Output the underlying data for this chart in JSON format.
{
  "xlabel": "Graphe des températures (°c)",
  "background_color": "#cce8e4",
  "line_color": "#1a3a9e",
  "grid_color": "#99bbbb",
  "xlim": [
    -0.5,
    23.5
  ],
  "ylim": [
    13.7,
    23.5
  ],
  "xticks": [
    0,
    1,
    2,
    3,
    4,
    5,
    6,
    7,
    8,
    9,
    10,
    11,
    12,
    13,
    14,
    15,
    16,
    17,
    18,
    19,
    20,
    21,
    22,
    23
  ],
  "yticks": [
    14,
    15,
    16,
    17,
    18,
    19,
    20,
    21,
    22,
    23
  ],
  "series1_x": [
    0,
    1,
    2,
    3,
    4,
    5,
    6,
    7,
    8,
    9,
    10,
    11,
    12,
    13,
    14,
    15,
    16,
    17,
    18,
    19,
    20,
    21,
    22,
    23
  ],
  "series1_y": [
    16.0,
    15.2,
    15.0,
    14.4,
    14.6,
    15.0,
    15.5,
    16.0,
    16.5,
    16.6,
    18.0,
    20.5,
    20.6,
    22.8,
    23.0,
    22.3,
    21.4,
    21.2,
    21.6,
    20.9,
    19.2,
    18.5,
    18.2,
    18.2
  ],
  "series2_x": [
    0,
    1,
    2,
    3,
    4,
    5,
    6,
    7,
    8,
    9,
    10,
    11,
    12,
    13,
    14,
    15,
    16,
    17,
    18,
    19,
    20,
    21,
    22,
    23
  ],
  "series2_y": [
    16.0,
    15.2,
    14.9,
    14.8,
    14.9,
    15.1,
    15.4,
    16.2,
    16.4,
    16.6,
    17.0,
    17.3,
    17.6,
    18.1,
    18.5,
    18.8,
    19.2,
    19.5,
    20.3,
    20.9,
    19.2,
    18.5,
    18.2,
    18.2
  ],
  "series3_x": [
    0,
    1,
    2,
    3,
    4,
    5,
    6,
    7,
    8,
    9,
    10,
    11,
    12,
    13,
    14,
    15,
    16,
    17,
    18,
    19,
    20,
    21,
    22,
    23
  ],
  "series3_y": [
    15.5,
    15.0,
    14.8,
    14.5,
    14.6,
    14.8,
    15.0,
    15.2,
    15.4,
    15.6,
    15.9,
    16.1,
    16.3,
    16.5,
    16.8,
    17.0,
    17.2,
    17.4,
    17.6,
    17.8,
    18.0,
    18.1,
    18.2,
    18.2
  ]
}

* [PROMPT]: Write down every line of the data exactly as it appears above.

* [COMPLETE RESPONSE]:
Output the underlying data for this chart in JSON format.
{
  "xlabel": "Graphe des températures (°c)",
  "background_color": "#cce8e4",
  "line_color": "#1a3a9e",
  "grid_color": "#99bbbb",
  "xlim": [
    -0.5,
    23.5
  ],
  "ylim": [
    13.7,
    23.5
  ],
  "xticks": [
    0,
    1,
    2,
    3,
    4,
    5,
    6,
    7,
    8,
    9,
    10,
    11,
    12,
    13,
    14,
    15,
    16,
    17,
    18,
    19,
    20,
    21,
    22,
    23
  ],
  "yticks": [
    14,
    15,
    16,
    17,
    18,
    19,
    20,
    21,
    22,
    23
  ],
  "series1_x": [
    0,
    1,
    2,
    3,
    4,
    5,
    6,
    7,
    8,
    9,
    10,
    11,
    12,
    13,
    14,
    15,
    16,
    17,
    18,
    19,
    20,
    21,
    22,
    23
  ],
  "series1_y": [
    16.0,
    15.2,
    15.0,
    14.4,
    14.6,
    15.0,
    15.5,
    16.0,
    16.5,
    16.6,
    18.0,
    20.5,
    20.6,
    22.8,
    23.0,
    22.3,
    21.4,
    21.2,
    21.6,
    20.9,
    19.2,
    18.5,
    18.2,
    18.2
  ],
  "series2_x": [
    0,
    1,
    2,
    3,
    4,
    5,
    6,
    7,
    8,
    9,
    10,
    11,
    12,
    13,
    14,
    15,
    16,
    17,
    18,
    19,
    20,
    21,
    22,
    23
  ],
  "series2_y": [
    16.0,
    15.2,
    14.9,
    14.8,
    14.9,
    15.1,
    15.4,
    16.2,
    16.4,
    16.6,
    17.0,
    17.3,
    17.6,
    18.1,
    18.5,
    18.8,
    19.2,
    19.5,
    20.3,
    20.9,
    19.2,
    18.5,
    18.2,
    18.2
  ],
  "series3_x": [
    0,
    1,
    2,
    3,
    4,
    5,
    6,
    7,
    8,
    9,
    10,
    11,
    12,
    13,
    14,
    15,
    16,
    17,
    18,
    19,
    20,
    21,
    22,
    23
  ],
  "series3_y": [
    15.5,
    15.0,
    14.8,
    14.5,
    14.6,
    14.8,
    15.0,
    15.2,
    15.4,
    15.6,
    15.9,
    16.1,
    16.3,
    16.5,
    16.8,
    17.0,
    17.2,
    17.4,
    17.6,
    17.8,
    18.0,
    18.1,
    18.2,
    18.2
  ]
}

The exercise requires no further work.